[Collected data]

+ + + + +

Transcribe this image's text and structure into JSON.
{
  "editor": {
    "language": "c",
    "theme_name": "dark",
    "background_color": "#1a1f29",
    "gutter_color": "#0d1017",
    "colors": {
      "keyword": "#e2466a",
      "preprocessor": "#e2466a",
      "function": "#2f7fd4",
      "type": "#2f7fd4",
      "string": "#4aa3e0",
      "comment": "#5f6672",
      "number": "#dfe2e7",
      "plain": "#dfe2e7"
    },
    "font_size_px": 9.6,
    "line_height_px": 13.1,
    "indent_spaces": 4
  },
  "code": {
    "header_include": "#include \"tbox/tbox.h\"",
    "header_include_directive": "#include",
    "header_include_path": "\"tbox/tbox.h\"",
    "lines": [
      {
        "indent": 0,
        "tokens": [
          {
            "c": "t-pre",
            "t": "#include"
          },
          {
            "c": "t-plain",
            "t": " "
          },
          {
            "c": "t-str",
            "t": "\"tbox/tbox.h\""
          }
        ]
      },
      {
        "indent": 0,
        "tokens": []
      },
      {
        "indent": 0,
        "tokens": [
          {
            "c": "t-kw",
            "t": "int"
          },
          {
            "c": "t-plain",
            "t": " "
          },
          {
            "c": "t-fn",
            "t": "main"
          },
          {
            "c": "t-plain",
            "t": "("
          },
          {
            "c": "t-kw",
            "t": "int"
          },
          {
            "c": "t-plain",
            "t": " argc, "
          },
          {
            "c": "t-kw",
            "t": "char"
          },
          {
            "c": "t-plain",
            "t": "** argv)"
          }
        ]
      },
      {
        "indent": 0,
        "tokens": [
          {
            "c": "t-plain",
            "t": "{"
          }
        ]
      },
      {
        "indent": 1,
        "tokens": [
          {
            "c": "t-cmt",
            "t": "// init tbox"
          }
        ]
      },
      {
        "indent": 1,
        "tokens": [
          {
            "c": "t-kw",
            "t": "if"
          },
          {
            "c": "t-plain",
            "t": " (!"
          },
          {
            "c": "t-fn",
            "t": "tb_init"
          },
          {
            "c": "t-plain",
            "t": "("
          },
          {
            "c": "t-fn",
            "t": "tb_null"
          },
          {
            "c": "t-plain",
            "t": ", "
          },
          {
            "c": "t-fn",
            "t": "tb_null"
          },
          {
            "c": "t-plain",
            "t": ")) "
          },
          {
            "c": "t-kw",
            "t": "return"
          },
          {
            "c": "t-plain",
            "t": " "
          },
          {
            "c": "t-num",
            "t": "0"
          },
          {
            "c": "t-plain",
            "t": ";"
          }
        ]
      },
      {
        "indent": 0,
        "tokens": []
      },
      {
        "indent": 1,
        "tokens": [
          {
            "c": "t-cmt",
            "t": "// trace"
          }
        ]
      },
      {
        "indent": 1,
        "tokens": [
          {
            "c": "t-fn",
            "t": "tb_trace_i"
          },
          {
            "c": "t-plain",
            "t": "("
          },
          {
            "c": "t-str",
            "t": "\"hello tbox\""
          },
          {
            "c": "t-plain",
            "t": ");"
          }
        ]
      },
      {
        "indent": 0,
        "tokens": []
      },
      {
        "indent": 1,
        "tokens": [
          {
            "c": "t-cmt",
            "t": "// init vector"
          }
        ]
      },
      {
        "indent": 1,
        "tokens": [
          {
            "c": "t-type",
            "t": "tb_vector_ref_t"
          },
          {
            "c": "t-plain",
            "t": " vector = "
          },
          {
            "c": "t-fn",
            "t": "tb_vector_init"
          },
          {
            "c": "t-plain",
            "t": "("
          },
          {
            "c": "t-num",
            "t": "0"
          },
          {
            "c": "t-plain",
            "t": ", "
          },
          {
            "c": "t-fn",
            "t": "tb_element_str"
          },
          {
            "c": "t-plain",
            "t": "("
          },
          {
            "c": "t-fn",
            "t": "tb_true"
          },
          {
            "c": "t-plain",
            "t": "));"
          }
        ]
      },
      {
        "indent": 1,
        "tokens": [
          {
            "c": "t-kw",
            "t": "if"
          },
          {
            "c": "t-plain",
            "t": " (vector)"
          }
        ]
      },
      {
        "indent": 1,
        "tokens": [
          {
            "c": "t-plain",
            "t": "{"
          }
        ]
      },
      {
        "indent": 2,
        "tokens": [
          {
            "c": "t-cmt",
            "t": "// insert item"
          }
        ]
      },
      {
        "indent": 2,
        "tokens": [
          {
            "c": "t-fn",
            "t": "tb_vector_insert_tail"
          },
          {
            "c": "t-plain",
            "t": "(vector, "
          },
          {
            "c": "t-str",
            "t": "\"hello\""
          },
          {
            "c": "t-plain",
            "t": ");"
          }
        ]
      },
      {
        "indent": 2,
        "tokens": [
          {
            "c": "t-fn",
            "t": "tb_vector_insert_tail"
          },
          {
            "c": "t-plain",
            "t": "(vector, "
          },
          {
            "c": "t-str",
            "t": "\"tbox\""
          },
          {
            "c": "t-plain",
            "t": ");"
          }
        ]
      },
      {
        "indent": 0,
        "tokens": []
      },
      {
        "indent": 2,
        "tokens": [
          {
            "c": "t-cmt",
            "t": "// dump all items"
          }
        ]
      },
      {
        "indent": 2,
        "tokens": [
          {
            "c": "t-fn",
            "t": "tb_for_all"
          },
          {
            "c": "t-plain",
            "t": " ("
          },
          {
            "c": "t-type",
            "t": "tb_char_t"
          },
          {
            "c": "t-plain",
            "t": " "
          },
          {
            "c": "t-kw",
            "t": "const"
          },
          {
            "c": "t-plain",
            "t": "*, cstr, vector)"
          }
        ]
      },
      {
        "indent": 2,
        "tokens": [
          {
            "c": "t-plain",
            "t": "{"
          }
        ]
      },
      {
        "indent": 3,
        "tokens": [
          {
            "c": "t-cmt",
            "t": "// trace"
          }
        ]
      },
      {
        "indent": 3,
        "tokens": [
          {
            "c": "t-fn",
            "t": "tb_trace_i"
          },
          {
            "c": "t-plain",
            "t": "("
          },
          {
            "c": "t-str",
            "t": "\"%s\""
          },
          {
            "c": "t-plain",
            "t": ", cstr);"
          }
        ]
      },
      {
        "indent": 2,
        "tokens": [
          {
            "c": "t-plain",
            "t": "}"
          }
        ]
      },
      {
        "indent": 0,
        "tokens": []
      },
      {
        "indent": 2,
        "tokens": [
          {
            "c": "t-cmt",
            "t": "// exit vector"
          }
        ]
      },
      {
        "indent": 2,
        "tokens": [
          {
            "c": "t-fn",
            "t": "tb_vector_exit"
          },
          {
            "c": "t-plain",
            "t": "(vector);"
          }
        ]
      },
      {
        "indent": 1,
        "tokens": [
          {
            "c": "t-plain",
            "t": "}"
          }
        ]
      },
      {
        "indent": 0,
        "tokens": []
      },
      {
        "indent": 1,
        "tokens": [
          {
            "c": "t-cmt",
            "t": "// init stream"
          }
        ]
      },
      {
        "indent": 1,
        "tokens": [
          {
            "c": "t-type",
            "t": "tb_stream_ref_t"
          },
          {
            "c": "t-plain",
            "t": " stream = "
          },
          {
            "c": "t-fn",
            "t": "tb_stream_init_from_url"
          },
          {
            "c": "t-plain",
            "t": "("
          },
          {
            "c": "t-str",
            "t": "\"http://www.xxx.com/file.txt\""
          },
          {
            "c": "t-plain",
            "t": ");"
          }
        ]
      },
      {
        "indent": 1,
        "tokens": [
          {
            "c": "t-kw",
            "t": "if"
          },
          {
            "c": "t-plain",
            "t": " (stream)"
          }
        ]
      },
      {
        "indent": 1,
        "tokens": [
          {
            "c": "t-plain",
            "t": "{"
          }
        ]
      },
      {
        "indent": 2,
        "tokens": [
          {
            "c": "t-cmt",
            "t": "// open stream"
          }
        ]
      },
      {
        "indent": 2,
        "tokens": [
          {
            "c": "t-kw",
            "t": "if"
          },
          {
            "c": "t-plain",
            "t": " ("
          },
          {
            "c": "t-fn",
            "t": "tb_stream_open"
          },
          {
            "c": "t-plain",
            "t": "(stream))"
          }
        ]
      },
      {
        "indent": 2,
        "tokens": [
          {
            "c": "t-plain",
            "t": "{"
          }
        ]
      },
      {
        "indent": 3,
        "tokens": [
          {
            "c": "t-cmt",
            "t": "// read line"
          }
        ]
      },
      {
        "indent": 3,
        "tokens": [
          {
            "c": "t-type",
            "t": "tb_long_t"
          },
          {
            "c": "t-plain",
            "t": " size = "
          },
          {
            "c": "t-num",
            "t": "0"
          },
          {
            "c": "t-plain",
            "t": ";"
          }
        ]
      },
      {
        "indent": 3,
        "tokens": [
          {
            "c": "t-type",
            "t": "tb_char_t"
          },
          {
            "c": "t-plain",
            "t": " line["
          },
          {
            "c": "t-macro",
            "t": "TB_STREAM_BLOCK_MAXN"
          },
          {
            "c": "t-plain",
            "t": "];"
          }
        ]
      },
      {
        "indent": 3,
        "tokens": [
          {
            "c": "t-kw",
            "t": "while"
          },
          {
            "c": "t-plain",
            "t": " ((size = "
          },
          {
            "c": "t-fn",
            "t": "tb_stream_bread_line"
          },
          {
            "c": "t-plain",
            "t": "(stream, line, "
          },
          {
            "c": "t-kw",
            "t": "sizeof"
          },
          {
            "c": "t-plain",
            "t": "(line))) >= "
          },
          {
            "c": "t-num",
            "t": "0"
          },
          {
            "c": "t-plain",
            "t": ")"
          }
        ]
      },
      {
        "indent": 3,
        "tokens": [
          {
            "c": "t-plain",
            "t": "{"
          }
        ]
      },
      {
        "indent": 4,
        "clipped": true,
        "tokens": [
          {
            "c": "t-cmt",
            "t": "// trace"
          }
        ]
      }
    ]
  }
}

+ + + + +

Requirements — Report all lines of the data that include the word "tbox".

Exercise result —
    "header_include": "#include \"tbox/tbox.h\"",
    "header_include_path": "\"tbox/tbox.h\"",
            "t": "\"tbox/tbox.h\""
            "t": "// init tbox"
            "t": "\"hello tbox\""
            "t": "\"tbox\""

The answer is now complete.